What is asked: Pick out every line with the word "Recieved" and copy it.

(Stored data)
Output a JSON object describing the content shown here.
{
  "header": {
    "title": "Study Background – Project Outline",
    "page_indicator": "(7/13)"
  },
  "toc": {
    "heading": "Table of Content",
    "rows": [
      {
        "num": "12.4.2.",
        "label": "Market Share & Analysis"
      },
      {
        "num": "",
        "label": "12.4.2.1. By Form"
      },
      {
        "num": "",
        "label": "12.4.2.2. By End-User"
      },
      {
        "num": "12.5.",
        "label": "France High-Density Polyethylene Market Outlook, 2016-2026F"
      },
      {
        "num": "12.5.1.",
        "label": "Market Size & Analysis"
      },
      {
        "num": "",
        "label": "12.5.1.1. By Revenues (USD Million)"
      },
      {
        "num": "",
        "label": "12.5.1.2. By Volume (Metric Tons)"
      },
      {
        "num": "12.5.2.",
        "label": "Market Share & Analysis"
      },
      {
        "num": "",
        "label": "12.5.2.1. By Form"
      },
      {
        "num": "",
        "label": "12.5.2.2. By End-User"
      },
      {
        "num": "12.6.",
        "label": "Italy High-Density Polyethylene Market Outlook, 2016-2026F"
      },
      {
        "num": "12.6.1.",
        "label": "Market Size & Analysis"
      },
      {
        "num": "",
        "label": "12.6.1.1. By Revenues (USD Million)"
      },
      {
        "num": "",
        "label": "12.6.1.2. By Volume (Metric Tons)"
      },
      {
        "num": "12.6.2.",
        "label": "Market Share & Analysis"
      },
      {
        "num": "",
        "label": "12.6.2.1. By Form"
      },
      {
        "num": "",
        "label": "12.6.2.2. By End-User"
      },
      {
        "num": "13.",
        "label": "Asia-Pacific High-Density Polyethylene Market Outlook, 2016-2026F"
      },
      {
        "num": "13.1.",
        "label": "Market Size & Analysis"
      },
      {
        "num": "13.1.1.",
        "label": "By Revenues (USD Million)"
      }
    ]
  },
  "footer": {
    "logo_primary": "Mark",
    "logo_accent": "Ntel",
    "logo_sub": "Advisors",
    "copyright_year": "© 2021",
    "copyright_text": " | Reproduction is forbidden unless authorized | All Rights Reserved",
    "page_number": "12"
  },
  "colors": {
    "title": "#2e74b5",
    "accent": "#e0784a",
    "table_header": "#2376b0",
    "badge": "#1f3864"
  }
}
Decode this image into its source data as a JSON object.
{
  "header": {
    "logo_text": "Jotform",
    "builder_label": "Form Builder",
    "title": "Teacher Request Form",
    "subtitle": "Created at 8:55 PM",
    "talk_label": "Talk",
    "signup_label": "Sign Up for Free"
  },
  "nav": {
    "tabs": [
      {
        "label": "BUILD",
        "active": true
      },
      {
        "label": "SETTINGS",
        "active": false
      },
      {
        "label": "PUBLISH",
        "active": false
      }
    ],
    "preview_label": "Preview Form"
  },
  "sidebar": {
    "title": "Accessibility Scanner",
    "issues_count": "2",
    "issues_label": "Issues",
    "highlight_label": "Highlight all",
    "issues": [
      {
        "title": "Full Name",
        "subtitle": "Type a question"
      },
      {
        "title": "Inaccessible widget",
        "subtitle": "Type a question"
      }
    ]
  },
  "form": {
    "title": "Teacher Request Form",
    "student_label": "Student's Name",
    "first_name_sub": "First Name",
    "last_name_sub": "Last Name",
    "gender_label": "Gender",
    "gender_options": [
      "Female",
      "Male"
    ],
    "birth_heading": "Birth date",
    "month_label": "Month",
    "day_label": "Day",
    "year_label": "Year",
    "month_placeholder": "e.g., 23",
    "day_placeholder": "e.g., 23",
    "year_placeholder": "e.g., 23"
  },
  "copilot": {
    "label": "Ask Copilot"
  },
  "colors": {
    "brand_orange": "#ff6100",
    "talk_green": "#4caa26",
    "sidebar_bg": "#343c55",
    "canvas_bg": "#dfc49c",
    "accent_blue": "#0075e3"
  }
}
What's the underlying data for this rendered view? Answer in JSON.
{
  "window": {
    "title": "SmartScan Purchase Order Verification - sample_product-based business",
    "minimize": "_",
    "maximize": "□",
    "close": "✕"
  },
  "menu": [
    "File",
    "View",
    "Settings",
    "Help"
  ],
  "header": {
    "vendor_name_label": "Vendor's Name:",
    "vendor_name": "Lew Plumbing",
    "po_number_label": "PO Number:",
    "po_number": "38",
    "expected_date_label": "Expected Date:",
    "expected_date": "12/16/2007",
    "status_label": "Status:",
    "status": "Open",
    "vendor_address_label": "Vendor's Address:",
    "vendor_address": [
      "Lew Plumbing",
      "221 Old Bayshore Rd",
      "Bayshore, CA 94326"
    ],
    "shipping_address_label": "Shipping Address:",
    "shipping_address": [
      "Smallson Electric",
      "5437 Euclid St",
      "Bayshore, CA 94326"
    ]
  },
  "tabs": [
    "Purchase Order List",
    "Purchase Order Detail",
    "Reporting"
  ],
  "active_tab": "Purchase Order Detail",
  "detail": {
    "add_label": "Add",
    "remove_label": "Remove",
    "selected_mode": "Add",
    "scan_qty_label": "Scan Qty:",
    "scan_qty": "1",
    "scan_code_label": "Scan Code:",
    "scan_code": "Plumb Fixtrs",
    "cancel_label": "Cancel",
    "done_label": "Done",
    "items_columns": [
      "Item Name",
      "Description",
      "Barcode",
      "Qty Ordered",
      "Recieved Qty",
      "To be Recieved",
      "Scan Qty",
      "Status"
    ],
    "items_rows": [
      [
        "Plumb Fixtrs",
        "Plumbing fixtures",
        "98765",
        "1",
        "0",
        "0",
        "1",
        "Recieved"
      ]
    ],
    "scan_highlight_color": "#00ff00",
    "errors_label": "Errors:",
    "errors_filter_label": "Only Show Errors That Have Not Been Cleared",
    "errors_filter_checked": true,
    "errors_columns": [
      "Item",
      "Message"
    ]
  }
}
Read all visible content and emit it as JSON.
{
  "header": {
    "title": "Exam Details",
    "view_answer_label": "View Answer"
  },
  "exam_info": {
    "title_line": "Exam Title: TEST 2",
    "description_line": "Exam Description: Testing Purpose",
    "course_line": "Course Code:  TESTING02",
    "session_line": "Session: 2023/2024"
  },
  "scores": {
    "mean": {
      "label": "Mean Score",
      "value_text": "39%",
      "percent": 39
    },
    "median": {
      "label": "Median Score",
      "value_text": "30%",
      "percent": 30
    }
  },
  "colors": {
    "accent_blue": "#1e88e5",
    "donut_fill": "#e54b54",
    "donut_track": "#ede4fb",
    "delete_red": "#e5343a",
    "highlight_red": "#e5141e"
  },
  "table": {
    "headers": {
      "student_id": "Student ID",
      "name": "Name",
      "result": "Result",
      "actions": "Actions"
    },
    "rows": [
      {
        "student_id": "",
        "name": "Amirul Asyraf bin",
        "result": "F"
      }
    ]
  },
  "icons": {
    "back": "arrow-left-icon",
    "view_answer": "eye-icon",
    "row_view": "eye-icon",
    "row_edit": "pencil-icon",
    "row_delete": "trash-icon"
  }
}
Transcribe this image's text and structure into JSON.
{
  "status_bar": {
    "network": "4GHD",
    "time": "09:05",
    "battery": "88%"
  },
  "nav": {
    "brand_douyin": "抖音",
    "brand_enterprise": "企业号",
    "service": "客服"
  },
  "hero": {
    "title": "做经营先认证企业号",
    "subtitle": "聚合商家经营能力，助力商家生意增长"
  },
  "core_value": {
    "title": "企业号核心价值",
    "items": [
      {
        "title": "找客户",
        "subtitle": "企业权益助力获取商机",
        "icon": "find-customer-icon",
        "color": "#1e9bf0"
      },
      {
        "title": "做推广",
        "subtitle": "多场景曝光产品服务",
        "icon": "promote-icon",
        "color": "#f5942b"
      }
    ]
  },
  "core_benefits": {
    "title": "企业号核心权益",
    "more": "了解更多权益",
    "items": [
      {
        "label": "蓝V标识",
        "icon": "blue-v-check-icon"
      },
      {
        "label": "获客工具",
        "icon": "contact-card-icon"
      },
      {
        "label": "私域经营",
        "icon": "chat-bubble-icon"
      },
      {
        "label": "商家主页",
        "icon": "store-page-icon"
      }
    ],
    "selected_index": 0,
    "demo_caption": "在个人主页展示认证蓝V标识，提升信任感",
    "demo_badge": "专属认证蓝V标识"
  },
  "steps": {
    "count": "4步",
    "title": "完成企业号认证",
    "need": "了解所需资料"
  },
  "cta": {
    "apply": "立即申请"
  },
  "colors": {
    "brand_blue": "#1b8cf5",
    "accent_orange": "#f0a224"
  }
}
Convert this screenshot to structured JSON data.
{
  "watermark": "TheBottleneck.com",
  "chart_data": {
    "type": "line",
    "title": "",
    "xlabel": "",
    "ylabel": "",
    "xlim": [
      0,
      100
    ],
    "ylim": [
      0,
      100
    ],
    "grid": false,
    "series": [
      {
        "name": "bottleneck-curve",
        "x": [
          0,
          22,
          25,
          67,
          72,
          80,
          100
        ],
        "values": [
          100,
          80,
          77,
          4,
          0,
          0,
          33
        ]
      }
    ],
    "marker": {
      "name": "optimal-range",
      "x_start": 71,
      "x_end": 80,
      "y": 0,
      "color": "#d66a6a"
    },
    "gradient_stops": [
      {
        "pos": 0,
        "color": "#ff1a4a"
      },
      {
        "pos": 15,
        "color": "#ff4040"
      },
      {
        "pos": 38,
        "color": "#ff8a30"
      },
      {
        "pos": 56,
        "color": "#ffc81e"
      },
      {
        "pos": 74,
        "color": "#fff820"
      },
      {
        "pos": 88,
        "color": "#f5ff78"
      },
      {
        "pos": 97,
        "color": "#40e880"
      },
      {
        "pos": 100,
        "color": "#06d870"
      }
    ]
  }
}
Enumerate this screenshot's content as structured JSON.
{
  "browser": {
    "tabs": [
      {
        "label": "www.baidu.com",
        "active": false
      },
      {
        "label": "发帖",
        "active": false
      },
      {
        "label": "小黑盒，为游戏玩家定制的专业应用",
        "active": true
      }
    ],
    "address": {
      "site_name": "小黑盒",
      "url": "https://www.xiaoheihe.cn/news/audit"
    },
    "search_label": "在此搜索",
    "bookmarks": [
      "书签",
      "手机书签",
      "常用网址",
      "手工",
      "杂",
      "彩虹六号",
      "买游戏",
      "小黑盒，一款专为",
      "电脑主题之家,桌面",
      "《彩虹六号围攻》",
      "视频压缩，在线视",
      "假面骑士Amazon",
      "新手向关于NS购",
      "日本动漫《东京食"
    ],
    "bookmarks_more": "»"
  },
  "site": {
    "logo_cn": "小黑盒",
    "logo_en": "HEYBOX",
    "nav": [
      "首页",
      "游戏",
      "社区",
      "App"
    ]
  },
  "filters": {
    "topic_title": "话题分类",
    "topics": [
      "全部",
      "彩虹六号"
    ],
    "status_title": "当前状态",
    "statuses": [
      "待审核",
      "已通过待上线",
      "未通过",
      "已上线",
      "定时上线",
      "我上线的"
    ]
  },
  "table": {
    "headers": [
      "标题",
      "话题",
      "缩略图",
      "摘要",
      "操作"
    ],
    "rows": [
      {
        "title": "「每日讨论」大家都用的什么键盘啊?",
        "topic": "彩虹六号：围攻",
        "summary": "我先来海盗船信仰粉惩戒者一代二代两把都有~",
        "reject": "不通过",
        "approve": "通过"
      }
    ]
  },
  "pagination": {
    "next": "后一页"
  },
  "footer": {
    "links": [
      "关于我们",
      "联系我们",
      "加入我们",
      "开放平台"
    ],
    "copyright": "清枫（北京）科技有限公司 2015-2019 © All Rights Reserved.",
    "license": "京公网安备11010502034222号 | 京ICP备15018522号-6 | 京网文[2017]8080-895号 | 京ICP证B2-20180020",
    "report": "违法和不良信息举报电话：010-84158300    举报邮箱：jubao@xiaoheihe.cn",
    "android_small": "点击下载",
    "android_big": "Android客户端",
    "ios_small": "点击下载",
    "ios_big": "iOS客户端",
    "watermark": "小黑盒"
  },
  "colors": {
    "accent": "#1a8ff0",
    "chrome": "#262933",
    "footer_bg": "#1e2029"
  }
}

The completed task:
      "Recieved Qty",
      "To be Recieved",
        "Recieved"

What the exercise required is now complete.